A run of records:

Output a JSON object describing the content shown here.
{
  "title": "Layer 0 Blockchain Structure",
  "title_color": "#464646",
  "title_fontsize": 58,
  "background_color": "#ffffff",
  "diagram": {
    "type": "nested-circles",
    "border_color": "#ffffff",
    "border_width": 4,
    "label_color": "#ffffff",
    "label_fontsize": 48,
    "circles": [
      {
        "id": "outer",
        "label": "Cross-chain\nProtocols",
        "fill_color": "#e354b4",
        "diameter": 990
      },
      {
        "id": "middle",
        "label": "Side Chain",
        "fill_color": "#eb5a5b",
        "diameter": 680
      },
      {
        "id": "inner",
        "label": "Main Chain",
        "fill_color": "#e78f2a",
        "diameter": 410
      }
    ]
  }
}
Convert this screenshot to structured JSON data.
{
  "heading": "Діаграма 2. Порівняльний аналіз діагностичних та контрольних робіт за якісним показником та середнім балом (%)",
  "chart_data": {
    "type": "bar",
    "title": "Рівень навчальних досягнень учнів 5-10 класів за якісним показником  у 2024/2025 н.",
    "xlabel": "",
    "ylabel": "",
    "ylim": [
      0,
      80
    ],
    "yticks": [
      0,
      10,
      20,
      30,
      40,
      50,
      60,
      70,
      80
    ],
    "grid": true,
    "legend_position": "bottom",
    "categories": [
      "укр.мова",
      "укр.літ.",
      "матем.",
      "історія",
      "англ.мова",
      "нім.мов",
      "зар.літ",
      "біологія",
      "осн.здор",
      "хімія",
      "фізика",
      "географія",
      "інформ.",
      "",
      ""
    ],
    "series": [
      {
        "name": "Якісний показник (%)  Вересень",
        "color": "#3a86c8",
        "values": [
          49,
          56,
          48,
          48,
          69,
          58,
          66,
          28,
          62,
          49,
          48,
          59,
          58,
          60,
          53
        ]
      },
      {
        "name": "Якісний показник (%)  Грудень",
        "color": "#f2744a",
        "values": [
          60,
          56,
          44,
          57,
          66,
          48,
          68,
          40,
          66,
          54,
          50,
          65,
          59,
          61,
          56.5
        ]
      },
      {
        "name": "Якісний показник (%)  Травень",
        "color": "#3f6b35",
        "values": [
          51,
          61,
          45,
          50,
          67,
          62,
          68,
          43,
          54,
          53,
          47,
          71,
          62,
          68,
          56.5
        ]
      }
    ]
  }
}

→ Objective
Check each line of the entries above for the word "якісним". List the ones that have it.

→ Solution
  "heading": "Діаграма 2. Порівняльний аналіз діагностичних та контрольних робіт за якісним показником та середнім балом (%)",
    "title": "Рівень навчальних досягнень учнів 5-10 класів за якісним показником  у 2024/2025 н.",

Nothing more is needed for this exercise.